**Written task**. Can you restate the records below word for word?

Stored items:

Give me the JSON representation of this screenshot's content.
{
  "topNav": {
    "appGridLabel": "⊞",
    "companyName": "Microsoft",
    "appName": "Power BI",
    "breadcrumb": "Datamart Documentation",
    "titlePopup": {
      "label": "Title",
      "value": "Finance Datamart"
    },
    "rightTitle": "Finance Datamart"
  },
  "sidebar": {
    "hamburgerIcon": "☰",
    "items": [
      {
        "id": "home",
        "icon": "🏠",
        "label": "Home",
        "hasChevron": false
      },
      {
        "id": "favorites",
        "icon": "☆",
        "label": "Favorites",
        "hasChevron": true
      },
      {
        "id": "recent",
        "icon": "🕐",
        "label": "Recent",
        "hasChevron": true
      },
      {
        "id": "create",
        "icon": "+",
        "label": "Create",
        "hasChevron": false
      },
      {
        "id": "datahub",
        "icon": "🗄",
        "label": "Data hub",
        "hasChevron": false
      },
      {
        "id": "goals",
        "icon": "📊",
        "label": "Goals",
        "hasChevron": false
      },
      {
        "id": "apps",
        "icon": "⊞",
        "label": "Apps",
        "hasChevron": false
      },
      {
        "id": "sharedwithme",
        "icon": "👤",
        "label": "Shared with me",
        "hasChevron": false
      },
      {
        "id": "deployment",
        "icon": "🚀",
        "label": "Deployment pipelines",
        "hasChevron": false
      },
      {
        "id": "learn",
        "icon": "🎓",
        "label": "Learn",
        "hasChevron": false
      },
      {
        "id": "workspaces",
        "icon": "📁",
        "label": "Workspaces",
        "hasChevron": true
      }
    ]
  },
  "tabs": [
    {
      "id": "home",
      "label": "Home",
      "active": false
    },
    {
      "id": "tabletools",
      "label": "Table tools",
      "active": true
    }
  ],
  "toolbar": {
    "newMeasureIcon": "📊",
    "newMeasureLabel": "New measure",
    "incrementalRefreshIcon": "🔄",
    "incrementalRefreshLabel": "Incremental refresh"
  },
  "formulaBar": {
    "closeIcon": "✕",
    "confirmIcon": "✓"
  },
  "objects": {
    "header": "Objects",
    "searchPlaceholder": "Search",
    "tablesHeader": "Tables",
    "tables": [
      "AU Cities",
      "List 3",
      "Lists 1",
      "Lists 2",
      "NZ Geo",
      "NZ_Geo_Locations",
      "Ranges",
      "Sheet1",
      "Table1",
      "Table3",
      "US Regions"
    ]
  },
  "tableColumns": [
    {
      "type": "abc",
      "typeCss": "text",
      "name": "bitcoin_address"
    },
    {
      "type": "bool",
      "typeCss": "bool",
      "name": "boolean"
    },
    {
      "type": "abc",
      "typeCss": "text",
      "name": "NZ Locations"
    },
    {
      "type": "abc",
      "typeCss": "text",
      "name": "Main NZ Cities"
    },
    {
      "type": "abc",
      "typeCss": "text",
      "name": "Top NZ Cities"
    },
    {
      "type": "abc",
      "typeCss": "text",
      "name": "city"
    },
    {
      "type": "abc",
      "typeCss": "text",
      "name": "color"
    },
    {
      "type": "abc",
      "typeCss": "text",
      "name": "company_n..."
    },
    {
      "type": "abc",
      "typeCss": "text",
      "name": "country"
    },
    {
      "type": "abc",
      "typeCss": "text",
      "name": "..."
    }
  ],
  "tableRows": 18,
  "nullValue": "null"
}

**Written solution**.
Give me the JSON representation of this screenshot's content.
{
  "topNav": {
    "appGridLabel": "⊞",
    "companyName": "Microsoft",
    "appName": "Power BI",
    "breadcrumb": "Datamart Documentation",
    "titlePopup": {
      "label": "Title",
      "value": "Finance Datamart"
    },
    "rightTitle": "Finance Datamart"
  },
  "sidebar": {
    "hamburgerIcon": "☰",
    "items": [
      {
        "id": "home",
        "icon": "🏠",
        "label": "Home",
        "hasChevron": false
      },
      {
        "id": "favorites",
        "icon": "☆",
        "label": "Favorites",
        "hasChevron": true
      },
      {
        "id": "recent",
        "icon": "🕐",
        "label": "Recent",
        "hasChevron": true
      },
      {
        "id": "create",
        "icon": "+",
        "label": "Create",
        "hasChevron": false
      },
      {
        "id": "datahub",
        "icon": "🗄",
        "label": "Data hub",
        "hasChevron": false
      },
      {
        "id": "goals",
        "icon": "📊",
        "label": "Goals",
        "hasChevron": false
      },
      {
        "id": "apps",
        "icon": "⊞",
        "label": "Apps",
        "hasChevron": false
      },
      {
        "id": "sharedwithme",
        "icon": "👤",
        "label": "Shared with me",
        "hasChevron": false
      },
      {
        "id": "deployment",
        "icon": "🚀",
        "label": "Deployment pipelines",
        "hasChevron": false
      },
      {
        "id": "learn",
        "icon": "🎓",
        "label": "Learn",
        "hasChevron": false
      },
      {
        "id": "workspaces",
        "icon": "📁",
        "label": "Workspaces",
        "hasChevron": true
      }
    ]
  },
  "tabs": [
    {
      "id": "home",
      "label": "Home",
      "active": false
    },
    {
      "id": "tabletools",
      "label": "Table tools",
      "active": true
    }
  ],
  "toolbar": {
    "newMeasureIcon": "📊",
    "newMeasureLabel": "New measure",
    "incrementalRefreshIcon": "🔄",
    "incrementalRefreshLabel": "Incremental refresh"
  },
  "formulaBar": {
    "closeIcon": "✕",
    "confirmIcon": "✓"
  },
  "objects": {
    "header": "Objects",
    "searchPlaceholder": "Search",
    "tablesHeader": "Tables",
    "tables": [
      "AU Cities",
      "List 3",
      "Lists 1",
      "Lists 2",
      "NZ Geo",
      "NZ_Geo_Locations",
      "Ranges",
      "Sheet1",
      "Table1",
      "Table3",
      "US Regions"
    ]
  },
  "tableColumns": [
    {
      "type": "abc",
      "typeCss": "text",
      "name": "bitcoin_address"
    },
    {
      "type": "bool",
      "typeCss": "bool",
      "name": "boolean"
    },
    {
      "type": "abc",
      "typeCss": "text",
      "name": "NZ Locations"
    },
    {
      "type": "abc",
      "typeCss": "text",
      "name": "Main NZ Cities"
    },
    {
      "type": "abc",
      "typeCss": "text",
      "name": "Top NZ Cities"
    },
    {
      "type": "abc",
      "typeCss": "text",
      "name": "city"
    },
    {
      "type": "abc",
      "typeCss": "text",
      "name": "color"
    },
    {
      "type": "abc",
      "typeCss": "text",
      "name": "company_n..."
    },
    {
      "type": "abc",
      "typeCss": "text",
      "name": "country"
    },
    {
      "type": "abc",
      "typeCss": "text",
      "name": "..."
    }
  ],
  "tableRows": 18,
  "nullValue": "null"
}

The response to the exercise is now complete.